begin Data provided

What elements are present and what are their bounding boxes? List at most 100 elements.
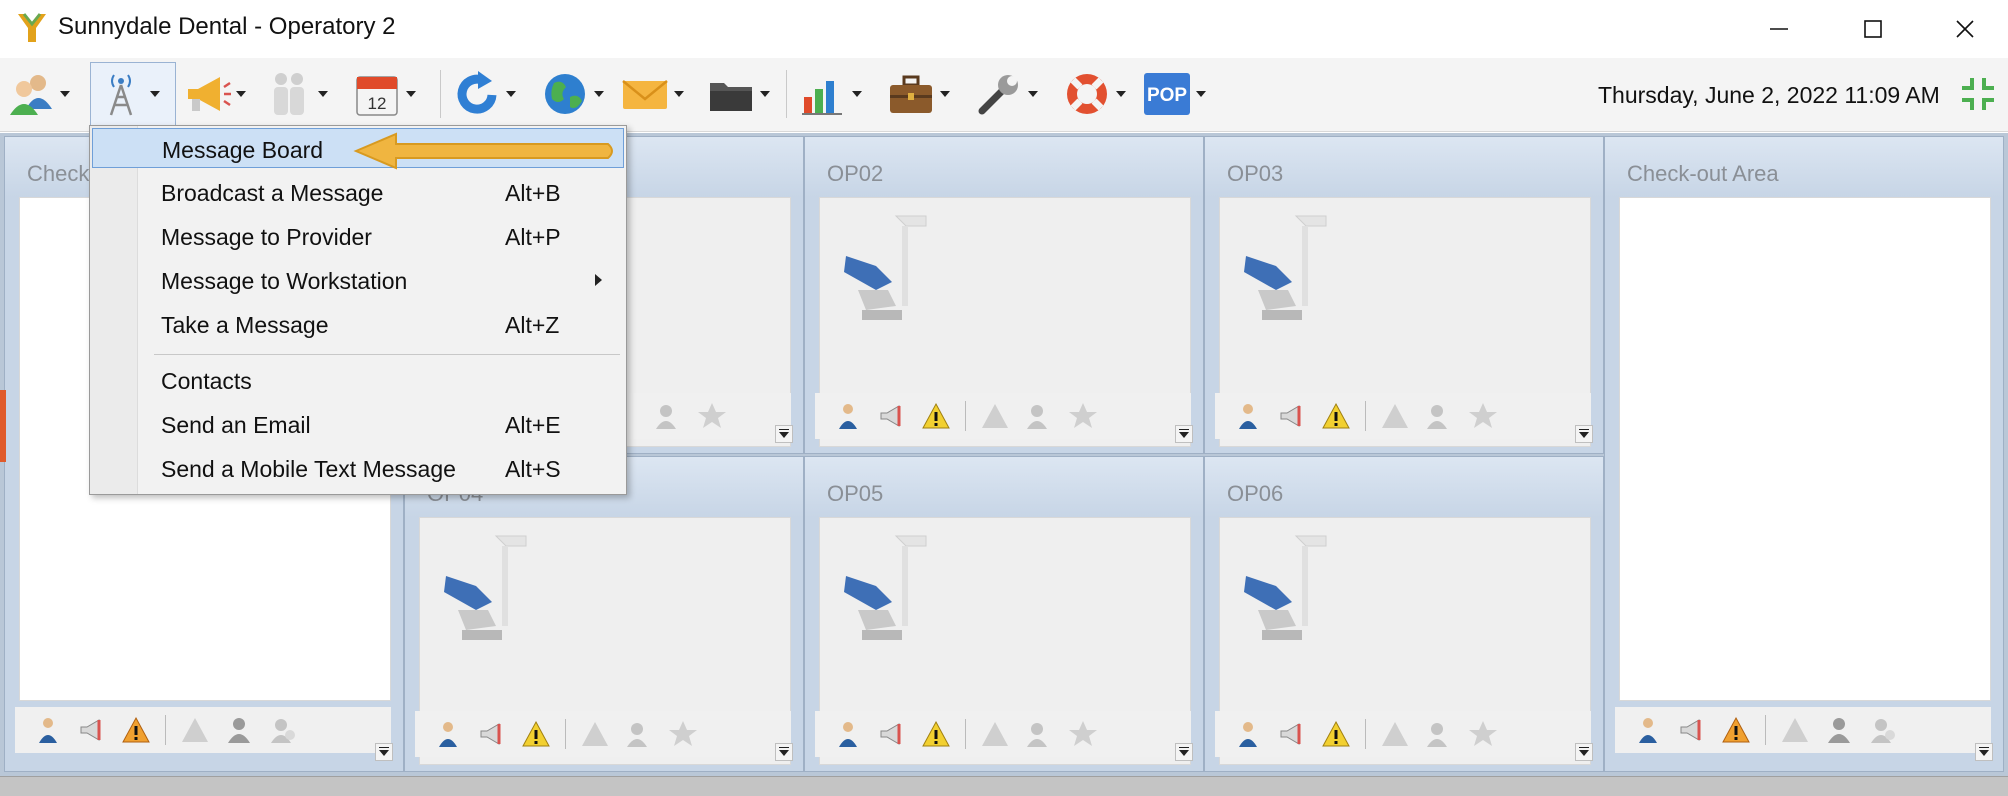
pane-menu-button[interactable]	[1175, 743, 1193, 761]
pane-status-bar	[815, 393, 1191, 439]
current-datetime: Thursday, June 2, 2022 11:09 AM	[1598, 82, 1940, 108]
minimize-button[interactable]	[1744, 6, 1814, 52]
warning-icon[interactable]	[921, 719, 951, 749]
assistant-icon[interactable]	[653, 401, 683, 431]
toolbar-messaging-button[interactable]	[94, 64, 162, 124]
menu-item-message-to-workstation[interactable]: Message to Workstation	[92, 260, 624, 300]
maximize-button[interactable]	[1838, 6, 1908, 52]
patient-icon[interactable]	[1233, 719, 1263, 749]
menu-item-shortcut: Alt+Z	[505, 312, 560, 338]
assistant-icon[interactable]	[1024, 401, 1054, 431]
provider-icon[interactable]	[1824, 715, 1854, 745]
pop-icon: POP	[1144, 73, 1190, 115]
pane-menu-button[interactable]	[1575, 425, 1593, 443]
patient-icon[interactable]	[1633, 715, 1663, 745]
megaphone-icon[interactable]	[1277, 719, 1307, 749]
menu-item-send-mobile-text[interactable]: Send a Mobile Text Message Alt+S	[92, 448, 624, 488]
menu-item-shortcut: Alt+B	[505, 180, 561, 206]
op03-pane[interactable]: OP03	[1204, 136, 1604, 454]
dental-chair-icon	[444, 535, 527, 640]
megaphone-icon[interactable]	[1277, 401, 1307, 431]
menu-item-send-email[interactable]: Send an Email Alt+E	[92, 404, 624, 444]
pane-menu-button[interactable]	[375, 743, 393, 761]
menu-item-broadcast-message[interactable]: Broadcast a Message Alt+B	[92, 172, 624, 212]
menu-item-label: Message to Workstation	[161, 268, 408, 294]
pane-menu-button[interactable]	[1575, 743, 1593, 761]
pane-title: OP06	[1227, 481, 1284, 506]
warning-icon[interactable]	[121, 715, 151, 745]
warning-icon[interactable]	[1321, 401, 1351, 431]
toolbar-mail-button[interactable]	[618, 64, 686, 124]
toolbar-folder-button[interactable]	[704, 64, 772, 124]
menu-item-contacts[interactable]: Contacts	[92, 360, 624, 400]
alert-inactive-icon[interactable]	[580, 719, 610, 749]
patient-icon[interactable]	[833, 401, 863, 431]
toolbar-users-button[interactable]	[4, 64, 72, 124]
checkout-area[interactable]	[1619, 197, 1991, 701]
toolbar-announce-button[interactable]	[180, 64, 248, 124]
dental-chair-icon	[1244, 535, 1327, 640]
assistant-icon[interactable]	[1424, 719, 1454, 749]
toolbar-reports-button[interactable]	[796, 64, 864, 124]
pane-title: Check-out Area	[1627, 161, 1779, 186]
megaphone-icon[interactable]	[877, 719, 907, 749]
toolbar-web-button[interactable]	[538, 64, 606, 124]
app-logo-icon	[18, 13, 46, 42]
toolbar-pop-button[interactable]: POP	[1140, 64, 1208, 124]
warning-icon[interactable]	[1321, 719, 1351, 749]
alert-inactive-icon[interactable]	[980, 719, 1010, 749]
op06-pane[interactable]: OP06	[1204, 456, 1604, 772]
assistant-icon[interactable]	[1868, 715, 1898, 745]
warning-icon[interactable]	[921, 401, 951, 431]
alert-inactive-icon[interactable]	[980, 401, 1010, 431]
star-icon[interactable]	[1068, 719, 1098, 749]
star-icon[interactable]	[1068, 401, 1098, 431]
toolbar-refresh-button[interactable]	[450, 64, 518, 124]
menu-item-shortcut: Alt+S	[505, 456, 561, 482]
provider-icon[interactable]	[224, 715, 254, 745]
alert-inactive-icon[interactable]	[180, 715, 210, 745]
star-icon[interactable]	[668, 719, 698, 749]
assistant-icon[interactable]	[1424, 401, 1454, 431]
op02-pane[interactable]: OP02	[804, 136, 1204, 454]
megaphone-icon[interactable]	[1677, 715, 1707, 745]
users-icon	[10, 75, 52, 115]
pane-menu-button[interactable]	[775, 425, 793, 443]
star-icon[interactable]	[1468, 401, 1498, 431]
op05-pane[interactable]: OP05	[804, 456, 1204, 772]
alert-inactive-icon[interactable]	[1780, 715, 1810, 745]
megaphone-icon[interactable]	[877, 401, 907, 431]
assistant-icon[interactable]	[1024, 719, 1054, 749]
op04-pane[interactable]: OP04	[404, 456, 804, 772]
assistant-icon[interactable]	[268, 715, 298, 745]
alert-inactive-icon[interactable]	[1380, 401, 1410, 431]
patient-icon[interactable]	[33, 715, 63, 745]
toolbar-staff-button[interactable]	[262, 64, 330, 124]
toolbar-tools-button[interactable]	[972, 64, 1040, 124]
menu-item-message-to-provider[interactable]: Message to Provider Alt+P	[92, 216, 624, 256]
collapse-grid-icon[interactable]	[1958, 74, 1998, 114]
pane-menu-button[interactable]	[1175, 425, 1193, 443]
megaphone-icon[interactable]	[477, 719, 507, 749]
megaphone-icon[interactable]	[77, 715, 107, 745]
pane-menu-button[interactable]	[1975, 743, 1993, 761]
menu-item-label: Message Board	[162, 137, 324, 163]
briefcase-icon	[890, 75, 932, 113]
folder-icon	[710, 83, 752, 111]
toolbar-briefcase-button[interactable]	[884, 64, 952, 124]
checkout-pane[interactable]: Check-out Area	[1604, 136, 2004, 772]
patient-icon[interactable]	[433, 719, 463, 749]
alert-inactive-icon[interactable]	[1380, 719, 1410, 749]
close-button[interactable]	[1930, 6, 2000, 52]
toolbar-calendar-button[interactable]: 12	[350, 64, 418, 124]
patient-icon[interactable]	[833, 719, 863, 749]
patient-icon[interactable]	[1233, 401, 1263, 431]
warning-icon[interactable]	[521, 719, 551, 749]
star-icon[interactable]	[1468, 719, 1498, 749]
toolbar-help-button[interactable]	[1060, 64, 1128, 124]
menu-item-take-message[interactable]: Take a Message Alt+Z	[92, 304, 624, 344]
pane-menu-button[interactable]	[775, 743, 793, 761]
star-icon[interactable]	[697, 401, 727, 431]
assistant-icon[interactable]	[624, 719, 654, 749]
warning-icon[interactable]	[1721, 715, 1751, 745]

end Data provided

### Task directions
Reproduce the records above verbatim, line for line, omitting the pictures.

### Response to the exercise
What elements are present and what are their bounding boxes? List at most 100 elements.
pane-menu-button[interactable]	[1175, 743, 1193, 761]
pane-status-bar	[815, 393, 1191, 439]
current-datetime: Thursday, June 2, 2022 11:09 AM	[1598, 82, 1940, 108]
minimize-button[interactable]	[1744, 6, 1814, 52]
warning-icon[interactable]	[921, 719, 951, 749]
assistant-icon[interactable]	[653, 401, 683, 431]
toolbar-messaging-button[interactable]	[94, 64, 162, 124]
menu-item-message-to-workstation[interactable]: Message to Workstation	[92, 260, 624, 300]
maximize-button[interactable]	[1838, 6, 1908, 52]
patient-icon[interactable]	[1233, 719, 1263, 749]
menu-item-shortcut: Alt+Z	[505, 312, 560, 338]
assistant-icon[interactable]	[1024, 401, 1054, 431]
provider-icon[interactable]	[1824, 715, 1854, 745]
pop-icon: POP	[1144, 73, 1190, 115]
pane-menu-button[interactable]	[1575, 425, 1593, 443]
patient-icon[interactable]	[1633, 715, 1663, 745]
megaphone-icon[interactable]	[1277, 719, 1307, 749]
menu-item-send-mobile-text[interactable]: Send a Mobile Text Message Alt+S	[92, 448, 624, 488]
menu-item-shortcut: Alt+B	[505, 180, 561, 206]
op03-pane[interactable]: OP03	[1204, 136, 1604, 454]
dental-chair-icon	[444, 535, 527, 640]
megaphone-icon[interactable]	[1277, 401, 1307, 431]
menu-item-send-email[interactable]: Send an Email Alt+E	[92, 404, 624, 444]
pane-menu-button[interactable]	[375, 743, 393, 761]
menu-item-broadcast-message[interactable]: Broadcast a Message Alt+B	[92, 172, 624, 212]
menu-item-label: Message to Workstation	[161, 268, 408, 294]
pane-menu-button[interactable]	[1575, 743, 1593, 761]
pane-title: OP06	[1227, 481, 1284, 506]
warning-icon[interactable]	[121, 715, 151, 745]
warning-icon[interactable]	[1321, 401, 1351, 431]
toolbar-mail-button[interactable]	[618, 64, 686, 124]
toolbar-folder-button[interactable]	[704, 64, 772, 124]
menu-item-contacts[interactable]: Contacts	[92, 360, 624, 400]
alert-inactive-icon[interactable]	[580, 719, 610, 749]
patient-icon[interactable]	[833, 401, 863, 431]
toolbar-users-button[interactable]	[4, 64, 72, 124]
checkout-area[interactable]	[1619, 197, 1991, 701]
toolbar-announce-button[interactable]	[180, 64, 248, 124]
dental-chair-icon	[1244, 535, 1327, 640]
assistant-icon[interactable]	[1424, 719, 1454, 749]
toolbar-reports-button[interactable]	[796, 64, 864, 124]
pane-title: Check-out Area	[1627, 161, 1779, 186]
megaphone-icon[interactable]	[877, 719, 907, 749]
toolbar-web-button[interactable]	[538, 64, 606, 124]
app-logo-icon	[18, 13, 46, 42]
toolbar-pop-button[interactable]: POP	[1140, 64, 1208, 124]
warning-icon[interactable]	[1321, 719, 1351, 749]
alert-inactive-icon[interactable]	[980, 719, 1010, 749]
op06-pane[interactable]: OP06	[1204, 456, 1604, 772]
assistant-icon[interactable]	[1868, 715, 1898, 745]
warning-icon[interactable]	[921, 401, 951, 431]
alert-inactive-icon[interactable]	[980, 401, 1010, 431]
star-icon[interactable]	[1068, 719, 1098, 749]
star-icon[interactable]	[1068, 401, 1098, 431]
toolbar-refresh-button[interactable]	[450, 64, 518, 124]
menu-item-shortcut: Alt+S	[505, 456, 561, 482]
provider-icon[interactable]	[224, 715, 254, 745]
alert-inactive-icon[interactable]	[180, 715, 210, 745]
star-icon[interactable]	[668, 719, 698, 749]
assistant-icon[interactable]	[1424, 401, 1454, 431]
op02-pane[interactable]: OP02	[804, 136, 1204, 454]
megaphone-icon[interactable]	[1677, 715, 1707, 745]
users-icon	[10, 75, 52, 115]
pane-menu-button[interactable]	[775, 425, 793, 443]
star-icon[interactable]	[1468, 401, 1498, 431]
op05-pane[interactable]: OP05	[804, 456, 1204, 772]
alert-inactive-icon[interactable]	[1780, 715, 1810, 745]
megaphone-icon[interactable]	[877, 401, 907, 431]
assistant-icon[interactable]	[1024, 719, 1054, 749]
op04-pane[interactable]: OP04	[404, 456, 804, 772]
assistant-icon[interactable]	[268, 715, 298, 745]
alert-inactive-icon[interactable]	[1380, 401, 1410, 431]
patient-icon[interactable]	[33, 715, 63, 745]
toolbar-staff-button[interactable]	[262, 64, 330, 124]
toolbar-tools-button[interactable]	[972, 64, 1040, 124]
menu-item-message-to-provider[interactable]: Message to Provider Alt+P	[92, 216, 624, 256]
collapse-grid-icon[interactable]	[1958, 74, 1998, 114]
pane-menu-button[interactable]	[1175, 425, 1193, 443]
megaphone-icon[interactable]	[477, 719, 507, 749]
megaphone-icon[interactable]	[77, 715, 107, 745]
pane-menu-button[interactable]	[1975, 743, 1993, 761]
menu-item-label: Message Board	[162, 137, 324, 163]
briefcase-icon	[890, 75, 932, 113]
folder-icon	[710, 83, 752, 111]
toolbar-briefcase-button[interactable]	[884, 64, 952, 124]
checkout-pane[interactable]: Check-out Area	[1604, 136, 2004, 772]
patient-icon[interactable]	[433, 719, 463, 749]
alert-inactive-icon[interactable]	[1380, 719, 1410, 749]
close-button[interactable]	[1930, 6, 2000, 52]
toolbar-calendar-button[interactable]: 12	[350, 64, 418, 124]
patient-icon[interactable]	[833, 719, 863, 749]
patient-icon[interactable]	[1233, 401, 1263, 431]
warning-icon[interactable]	[521, 719, 551, 749]
star-icon[interactable]	[1468, 719, 1498, 749]
toolbar-help-button[interactable]	[1060, 64, 1128, 124]
menu-item-take-message[interactable]: Take a Message Alt+Z	[92, 304, 624, 344]
pane-menu-button[interactable]	[775, 743, 793, 761]
star-icon[interactable]	[697, 401, 727, 431]
assistant-icon[interactable]	[624, 719, 654, 749]
warning-icon[interactable]	[1721, 715, 1751, 745]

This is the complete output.